▸ **Challenge**
In the records below, change "bounding boxes" to "coordinates" wherever it occurs and leave everything else as it is.

▸ **Input for this task**
━━━━━━━━

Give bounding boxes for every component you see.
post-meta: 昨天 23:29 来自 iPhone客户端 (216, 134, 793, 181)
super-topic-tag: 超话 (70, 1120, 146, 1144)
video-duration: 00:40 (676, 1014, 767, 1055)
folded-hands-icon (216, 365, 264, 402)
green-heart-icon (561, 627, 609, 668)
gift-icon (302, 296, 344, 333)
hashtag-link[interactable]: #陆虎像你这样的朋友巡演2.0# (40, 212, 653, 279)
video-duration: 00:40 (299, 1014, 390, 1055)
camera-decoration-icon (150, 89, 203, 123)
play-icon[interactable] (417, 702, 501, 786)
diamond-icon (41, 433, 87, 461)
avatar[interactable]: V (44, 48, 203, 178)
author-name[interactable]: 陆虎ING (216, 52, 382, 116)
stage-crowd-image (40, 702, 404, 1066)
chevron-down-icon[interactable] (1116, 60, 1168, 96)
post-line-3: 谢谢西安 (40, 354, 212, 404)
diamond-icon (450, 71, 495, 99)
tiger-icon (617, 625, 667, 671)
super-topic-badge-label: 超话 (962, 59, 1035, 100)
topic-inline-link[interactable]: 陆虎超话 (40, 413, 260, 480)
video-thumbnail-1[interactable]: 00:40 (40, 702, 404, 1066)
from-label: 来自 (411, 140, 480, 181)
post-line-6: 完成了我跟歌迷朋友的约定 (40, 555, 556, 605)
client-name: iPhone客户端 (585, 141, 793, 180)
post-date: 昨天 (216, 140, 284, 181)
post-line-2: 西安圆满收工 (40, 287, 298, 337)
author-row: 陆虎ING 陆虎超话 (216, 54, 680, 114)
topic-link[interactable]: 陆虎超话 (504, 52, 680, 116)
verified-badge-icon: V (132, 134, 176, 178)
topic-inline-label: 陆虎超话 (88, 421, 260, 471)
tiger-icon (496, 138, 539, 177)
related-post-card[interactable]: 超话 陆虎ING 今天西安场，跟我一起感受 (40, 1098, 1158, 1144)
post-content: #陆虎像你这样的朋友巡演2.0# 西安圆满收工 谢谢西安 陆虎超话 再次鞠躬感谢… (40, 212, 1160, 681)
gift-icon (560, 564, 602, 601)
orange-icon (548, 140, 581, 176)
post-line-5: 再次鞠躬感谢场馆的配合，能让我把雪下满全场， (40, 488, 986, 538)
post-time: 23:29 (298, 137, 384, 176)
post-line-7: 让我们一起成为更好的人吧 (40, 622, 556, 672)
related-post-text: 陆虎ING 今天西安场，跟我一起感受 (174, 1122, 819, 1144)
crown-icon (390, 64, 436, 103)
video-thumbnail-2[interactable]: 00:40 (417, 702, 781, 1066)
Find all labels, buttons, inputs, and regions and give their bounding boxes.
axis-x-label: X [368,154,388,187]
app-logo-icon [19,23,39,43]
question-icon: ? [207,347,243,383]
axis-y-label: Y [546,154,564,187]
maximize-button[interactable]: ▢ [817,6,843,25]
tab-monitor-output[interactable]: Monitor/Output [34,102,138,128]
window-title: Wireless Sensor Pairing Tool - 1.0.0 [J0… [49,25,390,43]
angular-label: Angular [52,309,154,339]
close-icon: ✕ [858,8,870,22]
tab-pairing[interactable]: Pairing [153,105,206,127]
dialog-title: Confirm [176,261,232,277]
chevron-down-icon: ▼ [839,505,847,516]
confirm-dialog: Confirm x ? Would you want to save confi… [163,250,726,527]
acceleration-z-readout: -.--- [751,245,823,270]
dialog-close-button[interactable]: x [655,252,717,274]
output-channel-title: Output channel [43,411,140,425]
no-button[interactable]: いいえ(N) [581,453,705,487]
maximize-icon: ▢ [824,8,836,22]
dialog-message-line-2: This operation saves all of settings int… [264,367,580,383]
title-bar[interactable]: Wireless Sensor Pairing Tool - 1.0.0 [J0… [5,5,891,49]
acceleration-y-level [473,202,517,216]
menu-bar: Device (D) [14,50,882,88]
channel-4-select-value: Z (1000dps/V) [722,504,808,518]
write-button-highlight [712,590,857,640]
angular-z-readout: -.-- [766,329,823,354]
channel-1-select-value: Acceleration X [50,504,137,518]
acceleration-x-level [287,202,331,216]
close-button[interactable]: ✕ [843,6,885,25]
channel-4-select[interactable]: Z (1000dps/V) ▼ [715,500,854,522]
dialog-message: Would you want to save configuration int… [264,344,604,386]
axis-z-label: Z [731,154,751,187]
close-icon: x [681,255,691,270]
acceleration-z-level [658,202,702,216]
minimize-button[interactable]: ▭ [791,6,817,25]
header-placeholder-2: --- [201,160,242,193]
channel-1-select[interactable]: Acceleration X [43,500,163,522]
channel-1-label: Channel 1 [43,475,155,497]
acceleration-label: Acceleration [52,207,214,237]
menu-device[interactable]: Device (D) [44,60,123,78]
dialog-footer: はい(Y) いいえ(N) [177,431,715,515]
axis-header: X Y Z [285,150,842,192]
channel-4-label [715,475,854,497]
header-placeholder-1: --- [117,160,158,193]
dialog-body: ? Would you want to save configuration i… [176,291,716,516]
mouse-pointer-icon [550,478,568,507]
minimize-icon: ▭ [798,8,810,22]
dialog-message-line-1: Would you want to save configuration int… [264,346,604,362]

━━━━━━━━

▸ **Exercise output**
Give coordinates for every component you see.
post-meta: 昨天 23:29 来自 iPhone客户端 (216, 134, 793, 181)
super-topic-tag: 超话 (70, 1120, 146, 1144)
video-duration: 00:40 (676, 1014, 767, 1055)
folded-hands-icon (216, 365, 264, 402)
green-heart-icon (561, 627, 609, 668)
gift-icon (302, 296, 344, 333)
hashtag-link[interactable]: #陆虎像你这样的朋友巡演2.0# (40, 212, 653, 279)
video-duration: 00:40 (299, 1014, 390, 1055)
camera-decoration-icon (150, 89, 203, 123)
play-icon[interactable] (417, 702, 501, 786)
diamond-icon (41, 433, 87, 461)
avatar[interactable]: V (44, 48, 203, 178)
author-name[interactable]: 陆虎ING (216, 52, 382, 116)
stage-crowd-image (40, 702, 404, 1066)
chevron-down-icon[interactable] (1116, 60, 1168, 96)
post-line-3: 谢谢西安 (40, 354, 212, 404)
diamond-icon (450, 71, 495, 99)
tiger-icon (617, 625, 667, 671)
super-topic-badge-label: 超话 (962, 59, 1035, 100)
topic-inline-link[interactable]: 陆虎超话 (40, 413, 260, 480)
video-thumbnail-1[interactable]: 00:40 (40, 702, 404, 1066)
from-label: 来自 (411, 140, 480, 181)
post-line-6: 完成了我跟歌迷朋友的约定 (40, 555, 556, 605)
client-name: iPhone客户端 (585, 141, 793, 180)
post-date: 昨天 (216, 140, 284, 181)
post-line-2: 西安圆满收工 (40, 287, 298, 337)
author-row: 陆虎ING 陆虎超话 (216, 54, 680, 114)
topic-link[interactable]: 陆虎超话 (504, 52, 680, 116)
verified-badge-icon: V (132, 134, 176, 178)
topic-inline-label: 陆虎超话 (88, 421, 260, 471)
tiger-icon (496, 138, 539, 177)
related-post-card[interactable]: 超话 陆虎ING 今天西安场，跟我一起感受 (40, 1098, 1158, 1144)
post-content: #陆虎像你这样的朋友巡演2.0# 西安圆满收工 谢谢西安 陆虎超话 再次鞠躬感谢… (40, 212, 1160, 681)
gift-icon (560, 564, 602, 601)
orange-icon (548, 140, 581, 176)
post-line-5: 再次鞠躬感谢场馆的配合，能让我把雪下满全场， (40, 488, 986, 538)
post-time: 23:29 (298, 137, 384, 176)
post-line-7: 让我们一起成为更好的人吧 (40, 622, 556, 672)
related-post-text: 陆虎ING 今天西安场，跟我一起感受 (174, 1122, 819, 1144)
crown-icon (390, 64, 436, 103)
video-thumbnail-2[interactable]: 00:40 (417, 702, 781, 1066)
Find all labels, buttons, inputs, and regions and give their coordinates.
axis-x-label: X [368,154,388,187]
app-logo-icon [19,23,39,43]
question-icon: ? [207,347,243,383]
axis-y-label: Y [546,154,564,187]
maximize-button[interactable]: ▢ [817,6,843,25]
tab-monitor-output[interactable]: Monitor/Output [34,102,138,128]
window-title: Wireless Sensor Pairing Tool - 1.0.0 [J0… [49,25,390,43]
angular-label: Angular [52,309,154,339]
close-icon: ✕ [858,8,870,22]
tab-pairing[interactable]: Pairing [153,105,206,127]
dialog-title: Confirm [176,261,232,277]
chevron-down-icon: ▼ [839,505,847,516]
confirm-dialog: Confirm x ? Would you want to save confi… [163,250,726,527]
acceleration-z-readout: -.--- [751,245,823,270]
dialog-close-button[interactable]: x [655,252,717,274]
output-channel-title: Output channel [43,411,140,425]
no-button[interactable]: いいえ(N) [581,453,705,487]
maximize-icon: ▢ [824,8,836,22]
dialog-message-line-2: This operation saves all of settings int… [264,367,580,383]
title-bar[interactable]: Wireless Sensor Pairing Tool - 1.0.0 [J0… [5,5,891,49]
acceleration-y-level [473,202,517,216]
menu-bar: Device (D) [14,50,882,88]
channel-4-select-value: Z (1000dps/V) [722,504,808,518]
write-button-highlight [712,590,857,640]
angular-z-readout: -.-- [766,329,823,354]
channel-1-select-value: Acceleration X [50,504,137,518]
acceleration-x-level [287,202,331,216]
close-button[interactable]: ✕ [843,6,885,25]
channel-4-select[interactable]: Z (1000dps/V) ▼ [715,500,854,522]
dialog-message: Would you want to save configuration int… [264,344,604,386]
axis-z-label: Z [731,154,751,187]
close-icon: x [681,255,691,270]
acceleration-z-level [658,202,702,216]
minimize-button[interactable]: ▭ [791,6,817,25]
header-placeholder-2: --- [201,160,242,193]
channel-1-select[interactable]: Acceleration X [43,500,163,522]
channel-1-label: Channel 1 [43,475,155,497]
acceleration-label: Acceleration [52,207,214,237]
menu-device[interactable]: Device (D) [44,60,123,78]
dialog-footer: はい(Y) いいえ(N) [177,431,715,515]
axis-header: X Y Z [285,150,842,192]
channel-4-label [715,475,854,497]
header-placeholder-1: --- [117,160,158,193]
dialog-body: ? Would you want to save configuration i… [176,291,716,516]
mouse-pointer-icon [550,478,568,507]
minimize-icon: ▭ [798,8,810,22]
dialog-message-line-1: Would you want to save configuration int… [264,346,604,362]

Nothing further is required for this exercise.